[START EXTRACTED INFORMATION]

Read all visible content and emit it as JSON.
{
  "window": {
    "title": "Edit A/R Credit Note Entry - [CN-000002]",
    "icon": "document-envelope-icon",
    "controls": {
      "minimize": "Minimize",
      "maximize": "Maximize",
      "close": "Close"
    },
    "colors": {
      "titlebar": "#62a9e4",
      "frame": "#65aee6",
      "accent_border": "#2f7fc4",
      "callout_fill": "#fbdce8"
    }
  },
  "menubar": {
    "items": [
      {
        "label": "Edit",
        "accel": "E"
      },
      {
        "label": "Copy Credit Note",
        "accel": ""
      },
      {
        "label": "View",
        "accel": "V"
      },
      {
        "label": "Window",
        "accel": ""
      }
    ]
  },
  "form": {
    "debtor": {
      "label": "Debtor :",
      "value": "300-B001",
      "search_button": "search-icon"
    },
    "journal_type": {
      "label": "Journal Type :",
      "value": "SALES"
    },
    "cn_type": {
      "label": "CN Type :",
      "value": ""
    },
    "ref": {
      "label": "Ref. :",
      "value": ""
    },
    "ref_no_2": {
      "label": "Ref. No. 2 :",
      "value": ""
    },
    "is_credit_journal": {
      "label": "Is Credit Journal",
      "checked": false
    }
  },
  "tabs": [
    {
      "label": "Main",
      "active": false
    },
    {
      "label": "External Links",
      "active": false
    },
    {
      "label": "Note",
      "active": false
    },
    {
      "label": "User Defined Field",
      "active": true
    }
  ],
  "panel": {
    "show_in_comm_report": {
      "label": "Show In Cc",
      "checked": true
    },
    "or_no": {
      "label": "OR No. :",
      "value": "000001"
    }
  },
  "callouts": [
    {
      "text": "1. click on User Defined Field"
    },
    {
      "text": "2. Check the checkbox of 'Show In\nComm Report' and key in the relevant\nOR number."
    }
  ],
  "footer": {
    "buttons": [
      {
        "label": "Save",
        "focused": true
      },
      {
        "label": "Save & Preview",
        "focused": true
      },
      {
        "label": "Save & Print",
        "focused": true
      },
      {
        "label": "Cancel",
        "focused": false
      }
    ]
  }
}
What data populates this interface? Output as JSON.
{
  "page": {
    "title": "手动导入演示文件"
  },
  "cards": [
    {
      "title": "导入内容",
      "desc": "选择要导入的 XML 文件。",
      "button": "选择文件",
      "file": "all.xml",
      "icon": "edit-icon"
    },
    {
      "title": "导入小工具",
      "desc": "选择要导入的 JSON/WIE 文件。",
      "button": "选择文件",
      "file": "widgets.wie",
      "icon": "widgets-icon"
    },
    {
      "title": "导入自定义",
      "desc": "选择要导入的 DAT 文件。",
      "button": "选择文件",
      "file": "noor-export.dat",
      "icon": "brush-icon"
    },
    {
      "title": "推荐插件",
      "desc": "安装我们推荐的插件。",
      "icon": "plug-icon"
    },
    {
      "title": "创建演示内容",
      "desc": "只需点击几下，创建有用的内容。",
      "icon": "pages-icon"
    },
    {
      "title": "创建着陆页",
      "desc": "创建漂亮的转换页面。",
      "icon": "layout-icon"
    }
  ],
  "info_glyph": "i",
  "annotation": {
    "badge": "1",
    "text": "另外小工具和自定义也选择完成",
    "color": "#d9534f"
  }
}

[END EXTRACTED INFORMATION]

Reproduce all of the entries word for word.

_ANSWER TO THE EXERCISE_:
Read all visible content and emit it as JSON.
{
  "window": {
    "title": "Edit A/R Credit Note Entry - [CN-000002]",
    "icon": "document-envelope-icon",
    "controls": {
      "minimize": "Minimize",
      "maximize": "Maximize",
      "close": "Close"
    },
    "colors": {
      "titlebar": "#62a9e4",
      "frame": "#65aee6",
      "accent_border": "#2f7fc4",
      "callout_fill": "#fbdce8"
    }
  },
  "menubar": {
    "items": [
      {
        "label": "Edit",
        "accel": "E"
      },
      {
        "label": "Copy Credit Note",
        "accel": ""
      },
      {
        "label": "View",
        "accel": "V"
      },
      {
        "label": "Window",
        "accel": ""
      }
    ]
  },
  "form": {
    "debtor": {
      "label": "Debtor :",
      "value": "300-B001",
      "search_button": "search-icon"
    },
    "journal_type": {
      "label": "Journal Type :",
      "value": "SALES"
    },
    "cn_type": {
      "label": "CN Type :",
      "value": ""
    },
    "ref": {
      "label": "Ref. :",
      "value": ""
    },
    "ref_no_2": {
      "label": "Ref. No. 2 :",
      "value": ""
    },
    "is_credit_journal": {
      "label": "Is Credit Journal",
      "checked": false
    }
  },
  "tabs": [
    {
      "label": "Main",
      "active": false
    },
    {
      "label": "External Links",
      "active": false
    },
    {
      "label": "Note",
      "active": false
    },
    {
      "label": "User Defined Field",
      "active": true
    }
  ],
  "panel": {
    "show_in_comm_report": {
      "label": "Show In Cc",
      "checked": true
    },
    "or_no": {
      "label": "OR No. :",
      "value": "000001"
    }
  },
  "callouts": [
    {
      "text": "1. click on User Defined Field"
    },
    {
      "text": "2. Check the checkbox of 'Show In\nComm Report' and key in the relevant\nOR number."
    }
  ],
  "footer": {
    "buttons": [
      {
        "label": "Save",
        "focused": true
      },
      {
        "label": "Save & Preview",
        "focused": true
      },
      {
        "label": "Save & Print",
        "focused": true
      },
      {
        "label": "Cancel",
        "focused": false
      }
    ]
  }
}
What data populates this interface? Output as JSON.
{
  "page": {
    "title": "手动导入演示文件"
  },
  "cards": [
    {
      "title": "导入内容",
      "desc": "选择要导入的 XML 文件。",
      "button": "选择文件",
      "file": "all.xml",
      "icon": "edit-icon"
    },
    {
      "title": "导入小工具",
      "desc": "选择要导入的 JSON/WIE 文件。",
      "button": "选择文件",
      "file": "widgets.wie",
      "icon": "widgets-icon"
    },
    {
      "title": "导入自定义",
      "desc": "选择要导入的 DAT 文件。",
      "button": "选择文件",
      "file": "noor-export.dat",
      "icon": "brush-icon"
    },
    {
      "title": "推荐插件",
      "desc": "安装我们推荐的插件。",
      "icon": "plug-icon"
    },
    {
      "title": "创建演示内容",
      "desc": "只需点击几下，创建有用的内容。",
      "icon": "pages-icon"
    },
    {
      "title": "创建着陆页",
      "desc": "创建漂亮的转换页面。",
      "icon": "layout-icon"
    }
  ],
  "info_glyph": "i",
  "annotation": {
    "badge": "1",
    "text": "另外小工具和自定义也选择完成",
    "color": "#d9534f"
  }
}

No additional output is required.